**GIVEN EXERCISE**. Extract all lines containing "armed".

(Extracted data entries)
-----
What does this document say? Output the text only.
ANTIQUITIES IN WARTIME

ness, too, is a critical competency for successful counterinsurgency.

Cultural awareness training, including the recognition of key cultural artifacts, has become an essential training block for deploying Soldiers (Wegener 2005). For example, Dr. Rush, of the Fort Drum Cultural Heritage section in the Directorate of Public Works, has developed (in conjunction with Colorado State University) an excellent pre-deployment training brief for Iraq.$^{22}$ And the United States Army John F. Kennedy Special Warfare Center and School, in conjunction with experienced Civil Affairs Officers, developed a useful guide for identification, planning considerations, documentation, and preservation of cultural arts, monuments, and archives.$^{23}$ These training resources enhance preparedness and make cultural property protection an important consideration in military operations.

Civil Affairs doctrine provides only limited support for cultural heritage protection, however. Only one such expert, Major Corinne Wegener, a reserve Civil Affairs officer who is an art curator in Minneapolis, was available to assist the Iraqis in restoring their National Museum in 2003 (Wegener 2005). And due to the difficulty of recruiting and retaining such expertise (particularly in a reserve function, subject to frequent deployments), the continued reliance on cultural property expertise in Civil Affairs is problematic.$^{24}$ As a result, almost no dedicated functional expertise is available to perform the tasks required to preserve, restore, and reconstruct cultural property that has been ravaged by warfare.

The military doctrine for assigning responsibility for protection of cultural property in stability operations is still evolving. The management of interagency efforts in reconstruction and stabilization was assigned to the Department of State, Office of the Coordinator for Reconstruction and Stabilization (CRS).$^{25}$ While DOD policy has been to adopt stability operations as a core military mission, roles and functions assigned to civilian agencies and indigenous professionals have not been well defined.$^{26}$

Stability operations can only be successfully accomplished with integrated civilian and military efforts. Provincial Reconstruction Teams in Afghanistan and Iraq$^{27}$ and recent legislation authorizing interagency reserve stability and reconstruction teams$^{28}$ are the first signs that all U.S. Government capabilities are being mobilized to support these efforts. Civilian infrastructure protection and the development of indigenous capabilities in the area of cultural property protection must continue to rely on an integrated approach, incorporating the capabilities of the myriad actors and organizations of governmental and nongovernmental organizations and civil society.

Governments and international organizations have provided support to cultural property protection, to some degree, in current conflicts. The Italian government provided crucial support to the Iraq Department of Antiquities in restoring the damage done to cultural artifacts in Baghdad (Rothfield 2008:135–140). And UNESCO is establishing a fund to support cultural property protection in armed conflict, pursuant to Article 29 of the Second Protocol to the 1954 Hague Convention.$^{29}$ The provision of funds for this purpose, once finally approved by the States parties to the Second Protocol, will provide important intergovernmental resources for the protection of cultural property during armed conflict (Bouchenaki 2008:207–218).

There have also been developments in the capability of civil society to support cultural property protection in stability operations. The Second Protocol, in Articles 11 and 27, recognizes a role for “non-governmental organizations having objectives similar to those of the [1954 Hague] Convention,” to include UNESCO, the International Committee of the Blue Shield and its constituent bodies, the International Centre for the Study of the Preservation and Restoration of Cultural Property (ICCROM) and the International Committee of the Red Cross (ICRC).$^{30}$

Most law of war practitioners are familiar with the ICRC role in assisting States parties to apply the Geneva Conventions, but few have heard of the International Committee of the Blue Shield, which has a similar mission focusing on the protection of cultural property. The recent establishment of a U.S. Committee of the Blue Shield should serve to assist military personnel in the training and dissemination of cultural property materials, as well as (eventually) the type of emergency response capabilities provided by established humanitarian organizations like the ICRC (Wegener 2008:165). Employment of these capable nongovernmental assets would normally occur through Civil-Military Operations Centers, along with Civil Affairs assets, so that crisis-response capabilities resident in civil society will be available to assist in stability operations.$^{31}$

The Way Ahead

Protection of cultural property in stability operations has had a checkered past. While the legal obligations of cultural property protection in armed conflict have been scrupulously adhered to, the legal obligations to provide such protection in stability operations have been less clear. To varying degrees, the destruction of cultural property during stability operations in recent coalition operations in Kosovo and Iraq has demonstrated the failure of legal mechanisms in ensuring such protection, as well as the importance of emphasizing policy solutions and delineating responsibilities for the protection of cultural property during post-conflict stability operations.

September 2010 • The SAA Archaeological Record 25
-----
**REPLY**.
Governments and international organizations have provided support to cultural property protection, to some degree, in current conflicts. The Italian government provided crucial support to the Iraq Department of Antiquities in restoring the damage done to cultural artifacts in Baghdad (Rothfield 2008:135–140). And UNESCO is establishing a fund to support cultural property protection in armed conflict, pursuant to Article 29 of the Second Protocol to the 1954 Hague Convention.$^{29}$ The provision of funds for this purpose, once finally approved by the States parties to the Second Protocol, will provide important intergovernmental resources for the protection of cultural property during armed conflict (Bouchenaki 2008:207–218).
Protection of cultural property in stability operations has had a checkered past. While the legal obligations of cultural property protection in armed conflict have been scrupulously adhered to, the legal obligations to provide such protection in stability operations have been less clear. To varying degrees, the destruction of cultural property during stability operations in recent coalition operations in Kosovo and Iraq has demonstrated the failure of legal mechanisms in ensuring such protection, as well as the importance of emphasizing policy solutions and delineating responsibilities for the protection of cultural property during post-conflict stability operations.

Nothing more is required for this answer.